* WORK INSTRUCTION:
According to the malware report below, what programming language was used to write the malware behind the Flashback botnet?

The first three months of 2012 have seen the emergence of world's largest botnet on Mac OS X

Executive Summary

If the first three months of 2011 have brought back to light one of the most modern and stubborn botnets in the history of generic PCs – the TDL4 infrastructure, the same interval in 2012 saw the emergence of world’s largest botnet on Mac OS X. The rise of the Flashback botnet, caused by a tiny piece of malware written in Java, triggered not only the greatest epidemic in the Mac OS niche, but also demonstrated once again the importance of security solutions even on privileged operating systems.

 

The Flashback epidemic appears to be related to another security incident – a massive compromise of blogs running on WordPress. This allowed cyber-criminals to plant both their exploits and the associated payloads for free on the subverted hosting accounts without their owners actually knowing it. 

 

Overview

Four years after its discovery, Win32.Worm.Downadup is still ranking second in the global e-threats top, with more than 6. percent of the globally-recorded infections. This performance is only surpassed by Trojan.AutorunINF –also a veteran e-threat - that scores 7.23% of infections, even though these two e-threats only affect unpatched, unprotected computers running Windows XP.

Worldwide infection top

Spam messages mostly focus on pharmacy offerings - more than 45 percent of all spam. The average size of a spam message is 2.14 KB, and plain-text is the format of choice for spam sent via botnets.

Phishing and scam messages account for roughly 2.5% of spam, with financial institutions targeted the most. Most phishing sites are hosted in the United States (roughly 40%), Germany (6%), Brazil (5%) and Spain (5%). The most targeted financial institution is PayPal (32.4%), Santander UK (2.76) and Mastercard (1.49%). On the non-financial sector, the most targeted companies were Facebook (5.10%), TAM Airlines (3.8%) and AOL (1.24%).

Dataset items
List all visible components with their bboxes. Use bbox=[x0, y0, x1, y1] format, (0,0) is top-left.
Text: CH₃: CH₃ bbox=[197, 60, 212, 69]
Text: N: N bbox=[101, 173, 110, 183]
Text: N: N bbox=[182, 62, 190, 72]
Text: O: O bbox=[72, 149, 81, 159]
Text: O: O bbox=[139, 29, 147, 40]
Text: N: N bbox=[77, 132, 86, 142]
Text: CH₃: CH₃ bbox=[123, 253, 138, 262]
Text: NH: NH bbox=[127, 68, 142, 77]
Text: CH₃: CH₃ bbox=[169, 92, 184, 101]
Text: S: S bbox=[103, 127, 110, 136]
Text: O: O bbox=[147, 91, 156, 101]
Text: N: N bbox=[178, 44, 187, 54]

* OUTPUT:
Java